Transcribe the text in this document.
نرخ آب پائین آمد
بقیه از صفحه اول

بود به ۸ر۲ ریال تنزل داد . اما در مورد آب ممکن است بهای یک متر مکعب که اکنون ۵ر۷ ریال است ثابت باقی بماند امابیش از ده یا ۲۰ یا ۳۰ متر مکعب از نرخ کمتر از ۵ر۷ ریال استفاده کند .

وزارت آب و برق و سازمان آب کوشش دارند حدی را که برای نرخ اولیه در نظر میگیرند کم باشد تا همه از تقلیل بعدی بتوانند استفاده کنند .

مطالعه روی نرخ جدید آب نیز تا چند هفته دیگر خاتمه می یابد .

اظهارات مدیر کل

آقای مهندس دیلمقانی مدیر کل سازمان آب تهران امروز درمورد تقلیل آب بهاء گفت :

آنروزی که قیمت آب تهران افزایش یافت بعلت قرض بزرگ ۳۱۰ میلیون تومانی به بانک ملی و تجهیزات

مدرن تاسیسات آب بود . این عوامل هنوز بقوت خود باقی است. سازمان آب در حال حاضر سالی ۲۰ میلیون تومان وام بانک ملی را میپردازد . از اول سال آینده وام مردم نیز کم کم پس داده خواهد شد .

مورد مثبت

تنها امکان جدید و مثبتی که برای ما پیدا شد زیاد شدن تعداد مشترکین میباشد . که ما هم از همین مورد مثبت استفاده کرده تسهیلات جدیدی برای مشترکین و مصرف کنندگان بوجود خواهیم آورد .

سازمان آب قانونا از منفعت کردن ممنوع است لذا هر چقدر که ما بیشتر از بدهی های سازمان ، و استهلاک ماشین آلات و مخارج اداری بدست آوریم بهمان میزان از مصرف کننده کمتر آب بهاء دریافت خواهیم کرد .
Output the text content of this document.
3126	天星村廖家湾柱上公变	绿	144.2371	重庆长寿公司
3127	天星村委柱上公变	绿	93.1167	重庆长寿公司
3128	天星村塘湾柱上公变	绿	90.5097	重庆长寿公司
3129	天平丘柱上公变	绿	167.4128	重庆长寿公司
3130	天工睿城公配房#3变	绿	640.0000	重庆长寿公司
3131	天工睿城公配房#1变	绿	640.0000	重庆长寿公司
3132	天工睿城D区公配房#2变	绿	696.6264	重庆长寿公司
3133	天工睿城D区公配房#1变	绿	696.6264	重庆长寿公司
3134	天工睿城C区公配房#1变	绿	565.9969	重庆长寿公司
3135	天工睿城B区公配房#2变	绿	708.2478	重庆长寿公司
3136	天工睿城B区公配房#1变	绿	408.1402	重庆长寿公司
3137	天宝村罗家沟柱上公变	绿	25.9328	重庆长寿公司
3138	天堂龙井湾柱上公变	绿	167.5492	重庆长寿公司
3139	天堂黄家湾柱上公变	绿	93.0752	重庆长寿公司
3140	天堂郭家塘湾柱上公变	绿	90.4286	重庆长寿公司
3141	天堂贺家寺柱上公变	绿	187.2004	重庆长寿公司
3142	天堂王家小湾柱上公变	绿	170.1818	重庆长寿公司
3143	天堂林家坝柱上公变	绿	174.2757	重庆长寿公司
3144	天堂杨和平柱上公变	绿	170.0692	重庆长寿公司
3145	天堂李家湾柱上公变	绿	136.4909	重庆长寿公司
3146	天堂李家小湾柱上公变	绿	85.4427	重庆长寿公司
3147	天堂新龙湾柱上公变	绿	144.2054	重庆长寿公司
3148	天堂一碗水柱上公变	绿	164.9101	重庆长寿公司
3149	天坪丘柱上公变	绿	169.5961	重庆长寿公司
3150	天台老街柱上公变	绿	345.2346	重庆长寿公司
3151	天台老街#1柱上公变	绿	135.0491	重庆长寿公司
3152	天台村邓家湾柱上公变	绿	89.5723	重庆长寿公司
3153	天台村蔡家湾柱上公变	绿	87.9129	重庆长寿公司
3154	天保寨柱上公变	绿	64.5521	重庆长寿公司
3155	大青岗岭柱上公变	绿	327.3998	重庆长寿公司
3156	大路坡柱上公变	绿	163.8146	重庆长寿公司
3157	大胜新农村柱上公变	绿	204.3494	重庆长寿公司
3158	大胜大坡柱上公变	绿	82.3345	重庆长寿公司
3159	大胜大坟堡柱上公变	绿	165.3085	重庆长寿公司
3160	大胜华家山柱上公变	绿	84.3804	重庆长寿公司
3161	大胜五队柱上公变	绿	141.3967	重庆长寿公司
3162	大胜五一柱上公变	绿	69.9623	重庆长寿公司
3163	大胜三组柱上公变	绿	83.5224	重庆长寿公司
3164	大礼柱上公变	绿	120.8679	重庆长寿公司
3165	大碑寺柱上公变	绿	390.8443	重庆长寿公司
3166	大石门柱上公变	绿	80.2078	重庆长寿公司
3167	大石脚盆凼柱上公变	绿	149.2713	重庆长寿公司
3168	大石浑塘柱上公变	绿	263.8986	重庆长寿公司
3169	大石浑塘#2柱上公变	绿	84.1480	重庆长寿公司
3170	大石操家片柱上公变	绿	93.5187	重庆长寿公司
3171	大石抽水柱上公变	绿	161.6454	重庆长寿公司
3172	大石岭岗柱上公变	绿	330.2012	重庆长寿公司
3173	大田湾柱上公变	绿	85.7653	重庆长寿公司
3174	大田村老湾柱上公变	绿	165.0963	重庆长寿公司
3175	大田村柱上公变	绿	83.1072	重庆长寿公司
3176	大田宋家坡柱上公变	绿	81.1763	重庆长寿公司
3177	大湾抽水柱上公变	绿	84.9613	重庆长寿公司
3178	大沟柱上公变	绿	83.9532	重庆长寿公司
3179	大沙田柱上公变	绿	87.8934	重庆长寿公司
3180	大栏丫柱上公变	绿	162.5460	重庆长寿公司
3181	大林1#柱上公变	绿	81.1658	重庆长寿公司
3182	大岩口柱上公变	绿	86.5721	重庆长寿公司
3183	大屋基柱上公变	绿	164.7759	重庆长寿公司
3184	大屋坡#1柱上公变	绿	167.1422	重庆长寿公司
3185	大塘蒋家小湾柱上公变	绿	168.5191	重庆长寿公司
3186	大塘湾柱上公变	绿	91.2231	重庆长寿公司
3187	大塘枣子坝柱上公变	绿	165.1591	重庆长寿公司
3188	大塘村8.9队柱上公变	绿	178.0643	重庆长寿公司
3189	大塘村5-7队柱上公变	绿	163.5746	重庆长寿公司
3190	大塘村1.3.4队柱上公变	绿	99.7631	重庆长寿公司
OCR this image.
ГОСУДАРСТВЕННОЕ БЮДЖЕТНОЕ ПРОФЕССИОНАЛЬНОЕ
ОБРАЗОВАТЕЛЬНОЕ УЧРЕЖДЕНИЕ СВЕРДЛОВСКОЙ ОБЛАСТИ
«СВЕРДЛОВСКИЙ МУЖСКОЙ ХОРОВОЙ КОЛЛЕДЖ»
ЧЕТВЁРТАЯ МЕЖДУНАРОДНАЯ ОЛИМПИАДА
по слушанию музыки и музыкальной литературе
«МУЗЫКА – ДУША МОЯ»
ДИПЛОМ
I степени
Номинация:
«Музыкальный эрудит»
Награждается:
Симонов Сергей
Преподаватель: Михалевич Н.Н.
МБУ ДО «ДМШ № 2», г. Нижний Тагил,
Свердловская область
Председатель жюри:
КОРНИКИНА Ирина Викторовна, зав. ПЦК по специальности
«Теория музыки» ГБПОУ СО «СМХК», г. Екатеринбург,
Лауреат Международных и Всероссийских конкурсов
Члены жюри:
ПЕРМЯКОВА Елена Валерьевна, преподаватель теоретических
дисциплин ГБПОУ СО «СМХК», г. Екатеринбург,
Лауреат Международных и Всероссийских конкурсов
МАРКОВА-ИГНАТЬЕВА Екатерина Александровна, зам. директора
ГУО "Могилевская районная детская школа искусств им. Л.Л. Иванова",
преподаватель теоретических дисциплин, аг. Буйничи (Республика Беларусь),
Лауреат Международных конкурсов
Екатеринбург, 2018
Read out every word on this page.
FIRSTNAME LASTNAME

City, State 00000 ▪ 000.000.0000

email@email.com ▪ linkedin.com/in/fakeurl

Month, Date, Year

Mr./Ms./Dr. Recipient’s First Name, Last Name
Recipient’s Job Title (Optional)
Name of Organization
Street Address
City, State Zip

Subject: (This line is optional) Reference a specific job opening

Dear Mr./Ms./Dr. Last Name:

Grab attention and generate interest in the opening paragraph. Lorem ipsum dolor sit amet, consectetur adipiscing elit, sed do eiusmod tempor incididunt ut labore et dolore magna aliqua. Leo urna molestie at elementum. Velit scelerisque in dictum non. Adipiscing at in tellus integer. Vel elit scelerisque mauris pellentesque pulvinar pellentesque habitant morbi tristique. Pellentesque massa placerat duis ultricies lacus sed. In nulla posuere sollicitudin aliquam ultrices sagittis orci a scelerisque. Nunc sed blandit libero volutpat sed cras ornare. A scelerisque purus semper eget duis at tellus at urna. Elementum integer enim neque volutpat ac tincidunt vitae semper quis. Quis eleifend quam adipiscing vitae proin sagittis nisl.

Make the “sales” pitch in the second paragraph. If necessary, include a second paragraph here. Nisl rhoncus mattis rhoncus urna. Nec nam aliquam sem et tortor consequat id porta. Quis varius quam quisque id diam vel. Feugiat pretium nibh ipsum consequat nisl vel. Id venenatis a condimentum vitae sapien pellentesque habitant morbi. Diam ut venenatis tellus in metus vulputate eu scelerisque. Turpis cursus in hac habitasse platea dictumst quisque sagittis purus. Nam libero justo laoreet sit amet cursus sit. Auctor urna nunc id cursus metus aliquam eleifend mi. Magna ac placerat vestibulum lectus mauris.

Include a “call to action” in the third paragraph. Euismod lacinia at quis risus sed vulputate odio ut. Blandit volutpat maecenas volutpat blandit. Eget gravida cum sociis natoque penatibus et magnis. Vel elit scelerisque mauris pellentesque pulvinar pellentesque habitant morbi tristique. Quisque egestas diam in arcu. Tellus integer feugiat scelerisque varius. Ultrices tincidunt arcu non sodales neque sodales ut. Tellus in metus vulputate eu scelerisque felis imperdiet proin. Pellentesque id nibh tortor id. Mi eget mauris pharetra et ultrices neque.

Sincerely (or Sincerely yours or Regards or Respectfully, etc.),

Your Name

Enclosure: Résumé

◇ ◇ ◇ ◇ ◇ ◇ ◇

### TASK DIRECTIONS
Identify the lines that hold the word "天工睿城D区公配房". Copy every one of them.

### SOLUTION TO THIS PROBLEM
3132	天工睿城D区公配房#2变	绿	696.6264	重庆长寿公司
3133	天工睿城D区公配房#1变	绿	696.6264	重庆长寿公司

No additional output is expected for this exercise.